▶ [Given request] Repeat the whole listing below, word for word.

** Start Data for this exercise **

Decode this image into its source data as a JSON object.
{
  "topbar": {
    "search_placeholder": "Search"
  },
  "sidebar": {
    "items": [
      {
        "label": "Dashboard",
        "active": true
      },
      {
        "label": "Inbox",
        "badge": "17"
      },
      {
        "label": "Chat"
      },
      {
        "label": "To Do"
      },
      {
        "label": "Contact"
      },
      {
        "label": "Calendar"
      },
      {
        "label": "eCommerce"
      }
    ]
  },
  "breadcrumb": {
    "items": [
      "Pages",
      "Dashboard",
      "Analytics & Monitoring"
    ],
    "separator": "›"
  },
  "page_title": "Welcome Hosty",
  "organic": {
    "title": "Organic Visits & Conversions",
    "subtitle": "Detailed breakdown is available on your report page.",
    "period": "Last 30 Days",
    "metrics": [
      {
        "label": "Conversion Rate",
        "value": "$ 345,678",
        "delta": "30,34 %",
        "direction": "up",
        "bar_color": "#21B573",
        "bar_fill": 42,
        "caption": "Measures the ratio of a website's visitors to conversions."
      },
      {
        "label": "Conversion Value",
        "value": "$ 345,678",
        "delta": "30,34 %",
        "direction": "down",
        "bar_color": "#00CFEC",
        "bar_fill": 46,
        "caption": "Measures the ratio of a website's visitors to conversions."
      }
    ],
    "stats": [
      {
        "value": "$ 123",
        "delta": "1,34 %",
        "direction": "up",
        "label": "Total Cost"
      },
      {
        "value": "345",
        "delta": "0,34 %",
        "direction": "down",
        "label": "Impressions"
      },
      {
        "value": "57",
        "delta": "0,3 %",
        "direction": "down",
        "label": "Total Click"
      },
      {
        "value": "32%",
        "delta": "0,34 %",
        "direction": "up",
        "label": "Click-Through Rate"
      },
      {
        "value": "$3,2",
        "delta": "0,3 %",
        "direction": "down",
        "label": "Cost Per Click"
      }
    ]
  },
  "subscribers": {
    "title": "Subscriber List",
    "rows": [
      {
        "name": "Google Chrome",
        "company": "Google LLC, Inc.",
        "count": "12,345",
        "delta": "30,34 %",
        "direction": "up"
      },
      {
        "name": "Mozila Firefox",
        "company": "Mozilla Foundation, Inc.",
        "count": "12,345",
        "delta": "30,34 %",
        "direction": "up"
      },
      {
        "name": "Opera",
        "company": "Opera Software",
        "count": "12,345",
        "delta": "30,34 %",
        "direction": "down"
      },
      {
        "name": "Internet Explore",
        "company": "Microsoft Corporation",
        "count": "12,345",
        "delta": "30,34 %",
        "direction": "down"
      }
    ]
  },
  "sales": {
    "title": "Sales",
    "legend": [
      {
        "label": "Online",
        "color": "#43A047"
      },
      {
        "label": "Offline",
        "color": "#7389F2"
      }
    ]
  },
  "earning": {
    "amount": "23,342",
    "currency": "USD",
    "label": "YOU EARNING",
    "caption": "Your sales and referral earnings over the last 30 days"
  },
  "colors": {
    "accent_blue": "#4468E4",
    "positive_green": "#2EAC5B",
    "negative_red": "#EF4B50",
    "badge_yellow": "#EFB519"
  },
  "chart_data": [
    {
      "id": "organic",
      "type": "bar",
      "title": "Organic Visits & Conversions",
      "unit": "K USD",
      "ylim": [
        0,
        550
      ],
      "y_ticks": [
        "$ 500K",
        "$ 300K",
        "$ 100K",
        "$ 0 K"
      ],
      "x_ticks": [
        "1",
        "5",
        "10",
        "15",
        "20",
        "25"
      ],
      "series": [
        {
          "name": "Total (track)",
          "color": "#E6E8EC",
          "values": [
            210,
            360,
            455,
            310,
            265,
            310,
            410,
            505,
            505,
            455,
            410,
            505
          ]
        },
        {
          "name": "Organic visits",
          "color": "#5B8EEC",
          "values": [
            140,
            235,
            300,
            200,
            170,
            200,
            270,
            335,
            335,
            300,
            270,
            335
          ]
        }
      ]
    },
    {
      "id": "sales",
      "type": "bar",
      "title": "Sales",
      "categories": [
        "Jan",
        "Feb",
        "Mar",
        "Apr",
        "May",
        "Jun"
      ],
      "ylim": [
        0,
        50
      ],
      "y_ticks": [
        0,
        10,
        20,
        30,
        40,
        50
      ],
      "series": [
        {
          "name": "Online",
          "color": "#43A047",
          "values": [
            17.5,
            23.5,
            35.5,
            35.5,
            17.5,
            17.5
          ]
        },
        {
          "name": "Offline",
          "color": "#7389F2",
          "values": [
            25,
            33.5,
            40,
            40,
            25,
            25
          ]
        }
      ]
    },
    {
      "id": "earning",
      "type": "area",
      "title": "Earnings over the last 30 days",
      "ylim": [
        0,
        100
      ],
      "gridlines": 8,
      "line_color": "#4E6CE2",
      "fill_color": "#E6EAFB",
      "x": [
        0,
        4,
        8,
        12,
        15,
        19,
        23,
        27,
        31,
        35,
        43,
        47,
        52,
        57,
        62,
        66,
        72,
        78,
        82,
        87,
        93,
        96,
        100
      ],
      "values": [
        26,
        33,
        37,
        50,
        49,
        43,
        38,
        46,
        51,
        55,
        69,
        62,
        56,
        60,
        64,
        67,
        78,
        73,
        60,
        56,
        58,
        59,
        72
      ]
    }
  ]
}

** End Data for this exercise **

▶ [Correct answer]
Decode this image into its source data as a JSON object.
{
  "topbar": {
    "search_placeholder": "Search"
  },
  "sidebar": {
    "items": [
      {
        "label": "Dashboard",
        "active": true
      },
      {
        "label": "Inbox",
        "badge": "17"
      },
      {
        "label": "Chat"
      },
      {
        "label": "To Do"
      },
      {
        "label": "Contact"
      },
      {
        "label": "Calendar"
      },
      {
        "label": "eCommerce"
      }
    ]
  },
  "breadcrumb": {
    "items": [
      "Pages",
      "Dashboard",
      "Analytics & Monitoring"
    ],
    "separator": "›"
  },
  "page_title": "Welcome Hosty",
  "organic": {
    "title": "Organic Visits & Conversions",
    "subtitle": "Detailed breakdown is available on your report page.",
    "period": "Last 30 Days",
    "metrics": [
      {
        "label": "Conversion Rate",
        "value": "$ 345,678",
        "delta": "30,34 %",
        "direction": "up",
        "bar_color": "#21B573",
        "bar_fill": 42,
        "caption": "Measures the ratio of a website's visitors to conversions."
      },
      {
        "label": "Conversion Value",
        "value": "$ 345,678",
        "delta": "30,34 %",
        "direction": "down",
        "bar_color": "#00CFEC",
        "bar_fill": 46,
        "caption": "Measures the ratio of a website's visitors to conversions."
      }
    ],
    "stats": [
      {
        "value": "$ 123",
        "delta": "1,34 %",
        "direction": "up",
        "label": "Total Cost"
      },
      {
        "value": "345",
        "delta": "0,34 %",
        "direction": "down",
        "label": "Impressions"
      },
      {
        "value": "57",
        "delta": "0,3 %",
        "direction": "down",
        "label": "Total Click"
      },
      {
        "value": "32%",
        "delta": "0,34 %",
        "direction": "up",
        "label": "Click-Through Rate"
      },
      {
        "value": "$3,2",
        "delta": "0,3 %",
        "direction": "down",
        "label": "Cost Per Click"
      }
    ]
  },
  "subscribers": {
    "title": "Subscriber List",
    "rows": [
      {
        "name": "Google Chrome",
        "company": "Google LLC, Inc.",
        "count": "12,345",
        "delta": "30,34 %",
        "direction": "up"
      },
      {
        "name": "Mozila Firefox",
        "company": "Mozilla Foundation, Inc.",
        "count": "12,345",
        "delta": "30,34 %",
        "direction": "up"
      },
      {
        "name": "Opera",
        "company": "Opera Software",
        "count": "12,345",
        "delta": "30,34 %",
        "direction": "down"
      },
      {
        "name": "Internet Explore",
        "company": "Microsoft Corporation",
        "count": "12,345",
        "delta": "30,34 %",
        "direction": "down"
      }
    ]
  },
  "sales": {
    "title": "Sales",
    "legend": [
      {
        "label": "Online",
        "color": "#43A047"
      },
      {
        "label": "Offline",
        "color": "#7389F2"
      }
    ]
  },
  "earning": {
    "amount": "23,342",
    "currency": "USD",
    "label": "YOU EARNING",
    "caption": "Your sales and referral earnings over the last 30 days"
  },
  "colors": {
    "accent_blue": "#4468E4",
    "positive_green": "#2EAC5B",
    "negative_red": "#EF4B50",
    "badge_yellow": "#EFB519"
  },
  "chart_data": [
    {
      "id": "organic",
      "type": "bar",
      "title": "Organic Visits & Conversions",
      "unit": "K USD",
      "ylim": [
        0,
        550
      ],
      "y_ticks": [
        "$ 500K",
        "$ 300K",
        "$ 100K",
        "$ 0 K"
      ],
      "x_ticks": [
        "1",
        "5",
        "10",
        "15",
        "20",
        "25"
      ],
      "series": [
        {
          "name": "Total (track)",
          "color": "#E6E8EC",
          "values": [
            210,
            360,
            455,
            310,
            265,
            310,
            410,
            505,
            505,
            455,
            410,
            505
          ]
        },
        {
          "name": "Organic visits",
          "color": "#5B8EEC",
          "values": [
            140,
            235,
            300,
            200,
            170,
            200,
            270,
            335,
            335,
            300,
            270,
            335
          ]
        }
      ]
    },
    {
      "id": "sales",
      "type": "bar",
      "title": "Sales",
      "categories": [
        "Jan",
        "Feb",
        "Mar",
        "Apr",
        "May",
        "Jun"
      ],
      "ylim": [
        0,
        50
      ],
      "y_ticks": [
        0,
        10,
        20,
        30,
        40,
        50
      ],
      "series": [
        {
          "name": "Online",
          "color": "#43A047",
          "values": [
            17.5,
            23.5,
            35.5,
            35.5,
            17.5,
            17.5
          ]
        },
        {
          "name": "Offline",
          "color": "#7389F2",
          "values": [
            25,
            33.5,
            40,
            40,
            25,
            25
          ]
        }
      ]
    },
    {
      "id": "earning",
      "type": "area",
      "title": "Earnings over the last 30 days",
      "ylim": [
        0,
        100
      ],
      "gridlines": 8,
      "line_color": "#4E6CE2",
      "fill_color": "#E6EAFB",
      "x": [
        0,
        4,
        8,
        12,
        15,
        19,
        23,
        27,
        31,
        35,
        43,
        47,
        52,
        57,
        62,
        66,
        72,
        78,
        82,
        87,
        93,
        96,
        100
      ],
      "values": [
        26,
        33,
        37,
        50,
        49,
        43,
        38,
        46,
        51,
        55,
        69,
        62,
        56,
        60,
        64,
        67,
        78,
        73,
        60,
        56,
        58,
        59,
        72
      ]
    }
  ]
}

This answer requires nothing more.